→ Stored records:
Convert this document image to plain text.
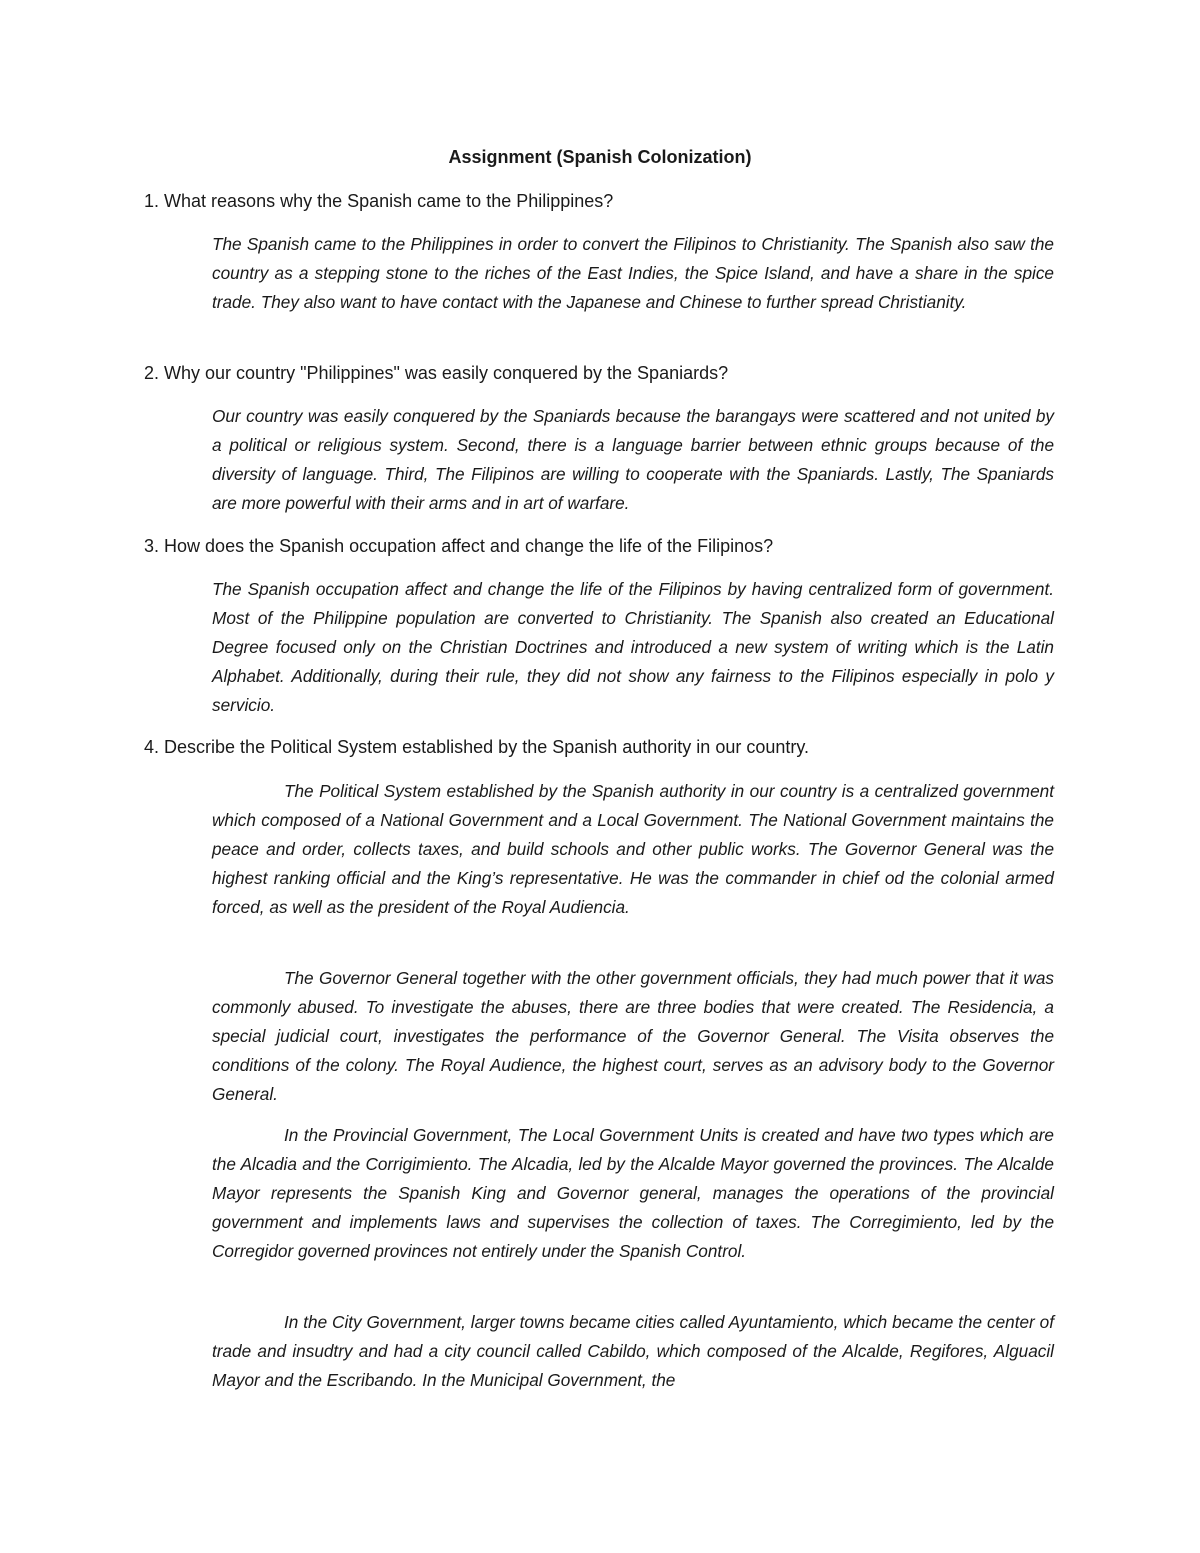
Assignment (Spanish Colonization)
1. What reasons why the Spanish came to the Philippines?
The Spanish came to the Philippines in order to convert the Filipinos to Christianity. The Spanish also saw the country as a stepping stone to the riches of the East Indies, the Spice Island, and have a share in the spice trade. They also want to have contact with the Japanese and Chinese to further spread Christianity.
2. Why our country "Philippines" was easily conquered by the Spaniards?
Our country was easily conquered by the Spaniards because the barangays were scattered and not united by a political or religious system. Second, there is a language barrier between ethnic groups because of the diversity of language. Third, The Filipinos are willing to cooperate with the Spaniards. Lastly, The Spaniards are more powerful with their arms and in art of warfare.
3. How does the Spanish occupation affect and change the life of the Filipinos?
The Spanish occupation affect and change the life of the Filipinos by having centralized form of government. Most of the Philippine population are converted to Christianity. The Spanish also created an Educational Degree focused only on the Christian Doctrines and introduced a new system of writing which is the Latin Alphabet. Additionally, during their rule, they did not show any fairness to the Filipinos especially in polo y servicio.
4. Describe the Political System established by the Spanish authority in our country.
The Political System established by the Spanish authority in our country is a centralized government which composed of a National Government and a Local Government. The National Government maintains the peace and order, collects taxes, and build schools and other public works. The Governor General was the highest ranking official and the King’s representative. He was the commander in chief od the colonial armed forced, as well as the president of the Royal Audiencia.
The Governor General together with the other government officials, they had much power that it was commonly abused. To investigate the abuses, there are three bodies that were created. The Residencia, a special judicial court, investigates the performance of the Governor General. The Visita observes the conditions of the colony. The Royal Audience, the highest court, serves as an advisory body to the Governor General.
In the Provincial Government, The Local Government Units is created and have two types which are the Alcadia and the Corrigimiento. The Alcadia, led by the Alcalde Mayor governed the provinces. The Alcalde Mayor represents the Spanish King and Governor general, manages the operations of the provincial government and implements laws and supervises the collection of taxes. The Corregimiento, led by the Corregidor governed provinces not entirely under the Spanish Control.
In the City Government, larger towns became cities called Ayuntamiento, which became the center of trade and insudtry and had a city council called Cabildo, which composed of the Alcalde, Regifores, Alguacil Mayor and the Escribando. In the Municipal Government, the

→ Directions for this task: Every record must be copied exactly, with images dropped from the result.

→ Written solution:
Convert this document image to plain text.
Assignment (Spanish Colonization)
1. What reasons why the Spanish came to the Philippines?
The Spanish came to the Philippines in order to convert the Filipinos to Christianity. The Spanish also saw the country as a stepping stone to the riches of the East Indies, the Spice Island, and have a share in the spice trade. They also want to have contact with the Japanese and Chinese to further spread Christianity.
2. Why our country "Philippines" was easily conquered by the Spaniards?
Our country was easily conquered by the Spaniards because the barangays were scattered and not united by a political or religious system. Second, there is a language barrier between ethnic groups because of the diversity of language. Third, The Filipinos are willing to cooperate with the Spaniards. Lastly, The Spaniards are more powerful with their arms and in art of warfare.
3. How does the Spanish occupation affect and change the life of the Filipinos?
The Spanish occupation affect and change the life of the Filipinos by having centralized form of government. Most of the Philippine population are converted to Christianity. The Spanish also created an Educational Degree focused only on the Christian Doctrines and introduced a new system of writing which is the Latin Alphabet. Additionally, during their rule, they did not show any fairness to the Filipinos especially in polo y servicio.
4. Describe the Political System established by the Spanish authority in our country.
The Political System established by the Spanish authority in our country is a centralized government which composed of a National Government and a Local Government. The National Government maintains the peace and order, collects taxes, and build schools and other public works. The Governor General was the highest ranking official and the King’s representative. He was the commander in chief od the colonial armed forced, as well as the president of the Royal Audiencia.
The Governor General together with the other government officials, they had much power that it was commonly abused. To investigate the abuses, there are three bodies that were created. The Residencia, a special judicial court, investigates the performance of the Governor General. The Visita observes the conditions of the colony. The Royal Audience, the highest court, serves as an advisory body to the Governor General.
In the Provincial Government, The Local Government Units is created and have two types which are the Alcadia and the Corrigimiento. The Alcadia, led by the Alcalde Mayor governed the provinces. The Alcalde Mayor represents the Spanish King and Governor general, manages the operations of the provincial government and implements laws and supervises the collection of taxes. The Corregimiento, led by the Corregidor governed provinces not entirely under the Spanish Control.
In the City Government, larger towns became cities called Ayuntamiento, which became the center of trade and insudtry and had a city council called Cabildo, which composed of the Alcalde, Regifores, Alguacil Mayor and the Escribando. In the Municipal Government, the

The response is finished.